§ Data extract
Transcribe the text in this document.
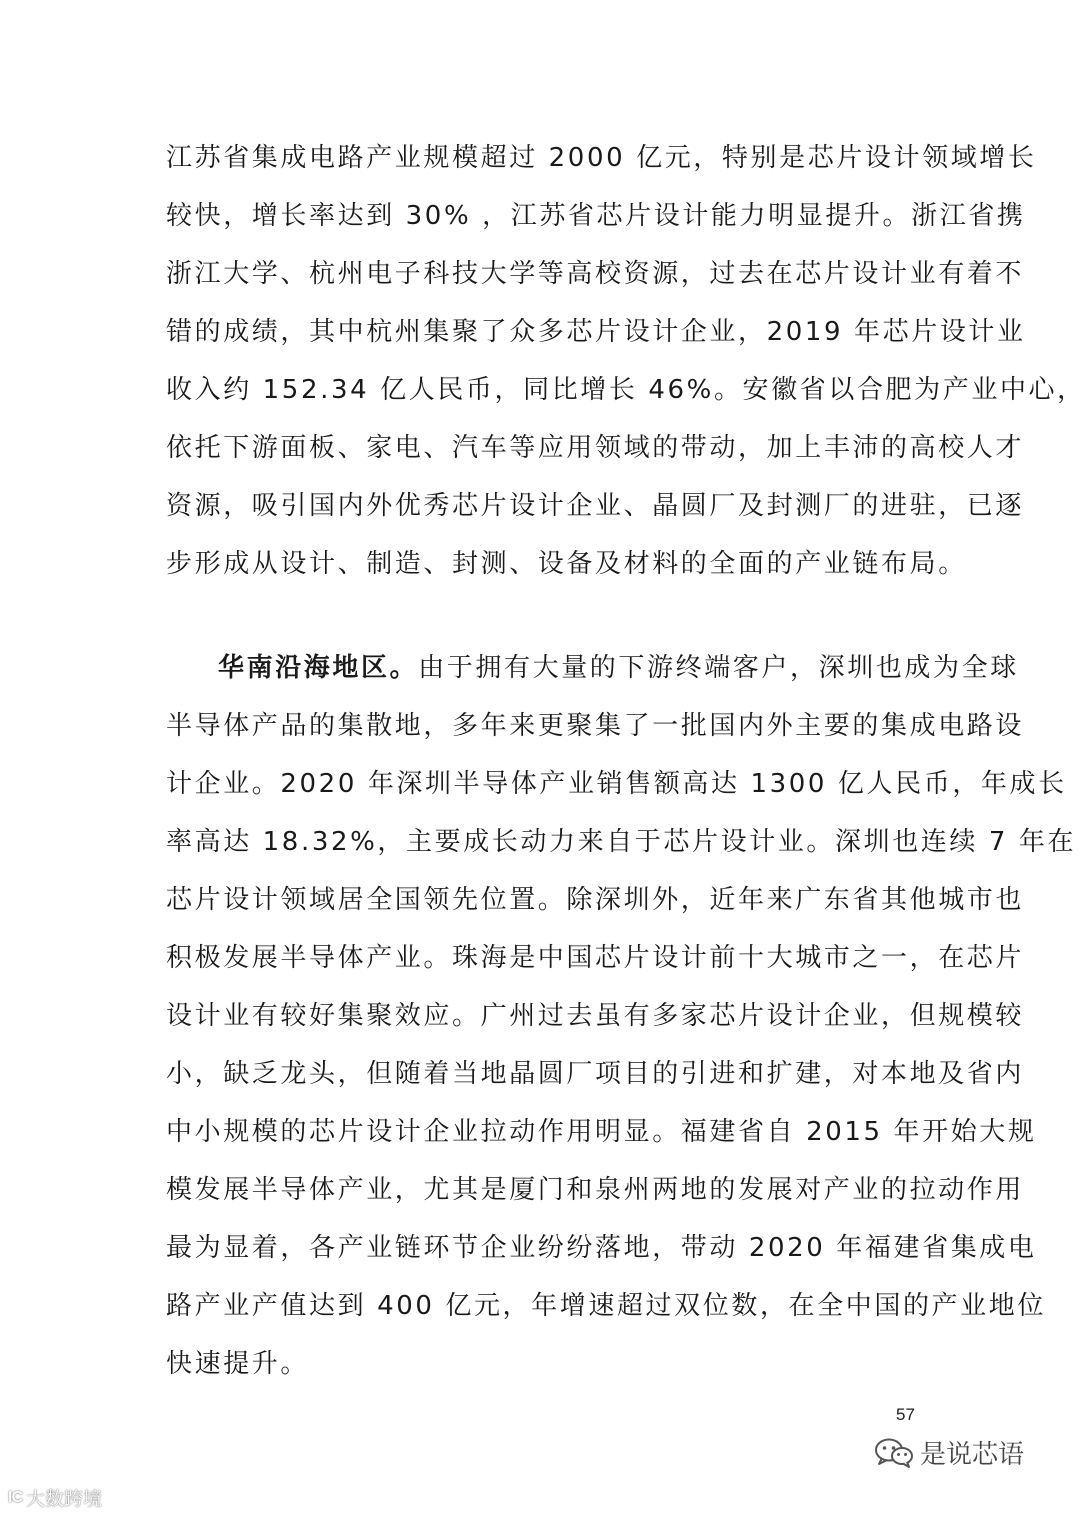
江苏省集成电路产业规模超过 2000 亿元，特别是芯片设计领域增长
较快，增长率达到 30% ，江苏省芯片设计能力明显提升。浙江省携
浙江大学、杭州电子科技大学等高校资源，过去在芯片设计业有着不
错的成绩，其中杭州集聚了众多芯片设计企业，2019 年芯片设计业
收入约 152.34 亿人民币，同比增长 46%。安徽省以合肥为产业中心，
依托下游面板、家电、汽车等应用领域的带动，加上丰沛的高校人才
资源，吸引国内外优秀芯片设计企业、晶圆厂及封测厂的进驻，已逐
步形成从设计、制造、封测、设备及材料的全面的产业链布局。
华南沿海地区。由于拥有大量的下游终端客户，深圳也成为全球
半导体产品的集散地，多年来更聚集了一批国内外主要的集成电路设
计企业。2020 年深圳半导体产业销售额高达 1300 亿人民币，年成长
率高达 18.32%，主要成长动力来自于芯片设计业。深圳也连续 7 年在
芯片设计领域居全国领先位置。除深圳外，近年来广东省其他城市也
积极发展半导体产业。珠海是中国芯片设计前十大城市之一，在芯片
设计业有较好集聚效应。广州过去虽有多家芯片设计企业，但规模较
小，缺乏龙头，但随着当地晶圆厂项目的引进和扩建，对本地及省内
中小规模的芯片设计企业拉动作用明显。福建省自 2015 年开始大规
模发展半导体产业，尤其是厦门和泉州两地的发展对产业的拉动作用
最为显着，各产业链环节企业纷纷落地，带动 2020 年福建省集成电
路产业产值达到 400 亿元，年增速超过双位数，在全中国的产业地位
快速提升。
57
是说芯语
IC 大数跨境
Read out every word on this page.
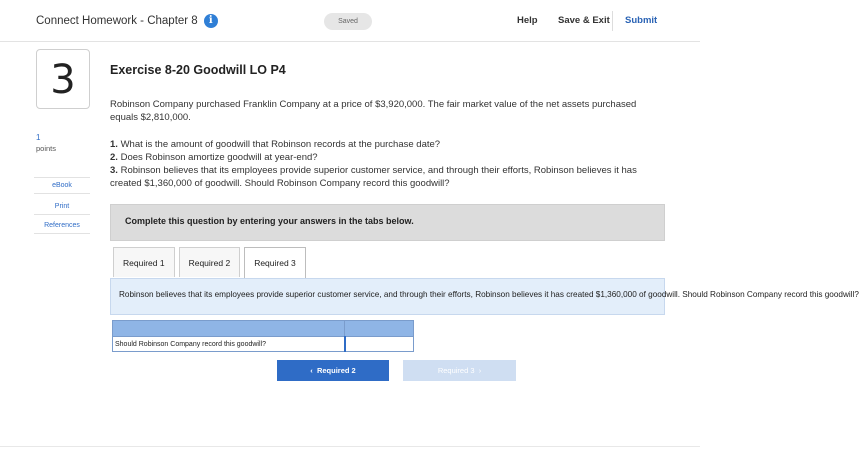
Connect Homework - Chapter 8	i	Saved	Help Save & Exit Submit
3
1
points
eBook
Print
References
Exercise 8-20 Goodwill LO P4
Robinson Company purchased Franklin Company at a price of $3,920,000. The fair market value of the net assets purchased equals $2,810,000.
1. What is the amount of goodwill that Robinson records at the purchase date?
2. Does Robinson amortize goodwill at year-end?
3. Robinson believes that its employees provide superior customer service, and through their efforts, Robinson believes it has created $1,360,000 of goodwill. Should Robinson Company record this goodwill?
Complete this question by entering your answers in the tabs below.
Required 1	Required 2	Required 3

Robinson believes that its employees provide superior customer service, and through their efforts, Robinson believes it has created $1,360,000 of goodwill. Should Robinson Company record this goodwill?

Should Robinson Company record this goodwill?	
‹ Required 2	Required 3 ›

...

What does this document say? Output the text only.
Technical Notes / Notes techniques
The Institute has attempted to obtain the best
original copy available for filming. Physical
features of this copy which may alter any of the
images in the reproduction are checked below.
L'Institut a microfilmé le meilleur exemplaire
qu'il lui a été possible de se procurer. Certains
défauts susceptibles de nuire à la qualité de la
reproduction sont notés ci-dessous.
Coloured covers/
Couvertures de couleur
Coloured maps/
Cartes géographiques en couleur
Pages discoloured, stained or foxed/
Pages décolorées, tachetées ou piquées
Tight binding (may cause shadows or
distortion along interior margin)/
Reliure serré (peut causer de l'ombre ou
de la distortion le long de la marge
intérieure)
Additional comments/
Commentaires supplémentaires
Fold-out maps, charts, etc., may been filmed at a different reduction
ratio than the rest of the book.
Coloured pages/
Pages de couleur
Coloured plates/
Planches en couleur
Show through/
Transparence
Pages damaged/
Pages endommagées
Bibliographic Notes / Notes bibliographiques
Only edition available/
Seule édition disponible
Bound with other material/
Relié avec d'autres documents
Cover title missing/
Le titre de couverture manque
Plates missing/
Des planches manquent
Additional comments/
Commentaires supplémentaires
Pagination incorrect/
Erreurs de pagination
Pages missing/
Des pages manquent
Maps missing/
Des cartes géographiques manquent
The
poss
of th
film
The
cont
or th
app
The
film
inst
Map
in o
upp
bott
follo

==

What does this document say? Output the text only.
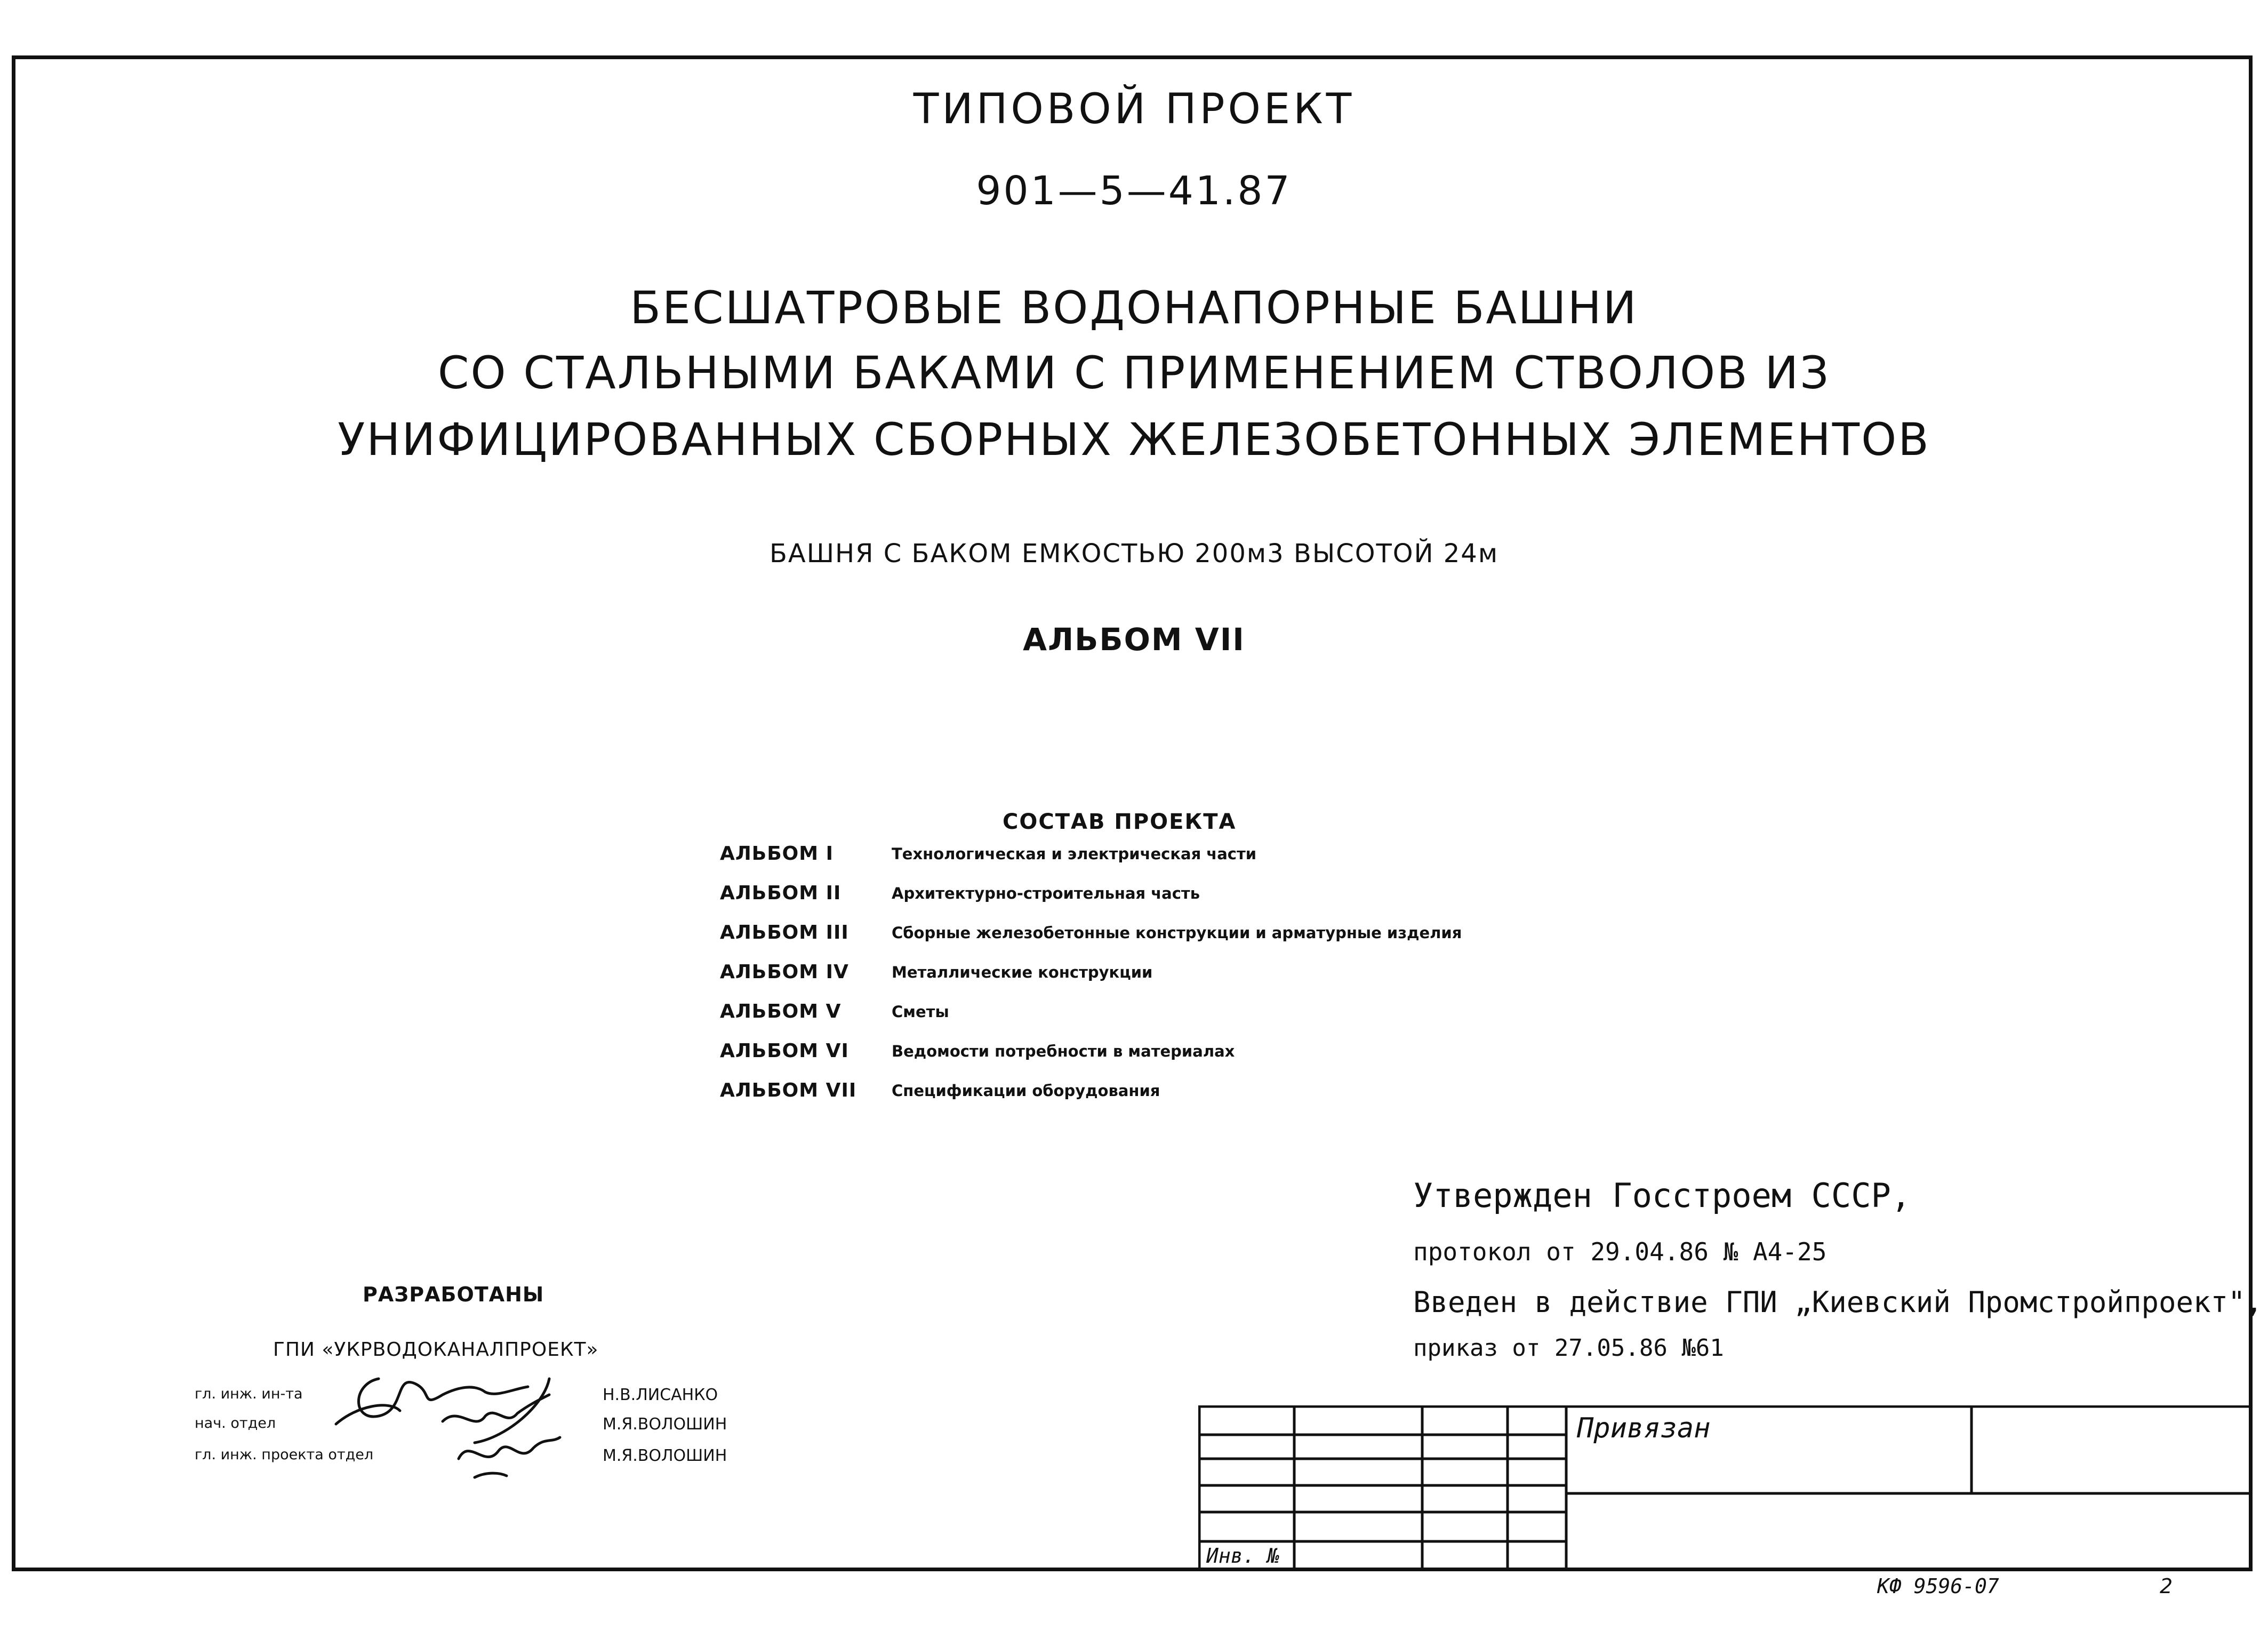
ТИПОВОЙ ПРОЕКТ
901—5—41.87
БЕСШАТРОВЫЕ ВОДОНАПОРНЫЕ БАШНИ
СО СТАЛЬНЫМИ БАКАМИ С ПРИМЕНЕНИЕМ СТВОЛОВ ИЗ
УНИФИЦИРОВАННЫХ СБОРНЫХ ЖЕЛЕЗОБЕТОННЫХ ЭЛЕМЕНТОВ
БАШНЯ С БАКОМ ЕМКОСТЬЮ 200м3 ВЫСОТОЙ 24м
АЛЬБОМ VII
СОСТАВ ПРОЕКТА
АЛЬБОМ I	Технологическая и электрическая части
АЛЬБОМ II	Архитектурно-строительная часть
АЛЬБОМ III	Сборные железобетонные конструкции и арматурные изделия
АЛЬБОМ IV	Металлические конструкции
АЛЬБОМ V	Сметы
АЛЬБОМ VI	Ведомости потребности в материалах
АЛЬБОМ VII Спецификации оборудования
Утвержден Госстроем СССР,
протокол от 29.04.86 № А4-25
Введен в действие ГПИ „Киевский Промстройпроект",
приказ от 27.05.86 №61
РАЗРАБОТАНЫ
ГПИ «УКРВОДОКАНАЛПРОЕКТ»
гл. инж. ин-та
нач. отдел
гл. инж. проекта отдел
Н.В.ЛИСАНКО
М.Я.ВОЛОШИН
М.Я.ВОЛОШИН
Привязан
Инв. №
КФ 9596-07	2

§ Short task
Look through the entries above and report each line where the string "亿人民币" occurs.

§ Answer for this exercise
收入约 152.34 亿人民币，同比增长 46%。安徽省以合肥为产业中心，
计企业。2020 年深圳半导体产业销售额高达 1300 亿人民币，年成长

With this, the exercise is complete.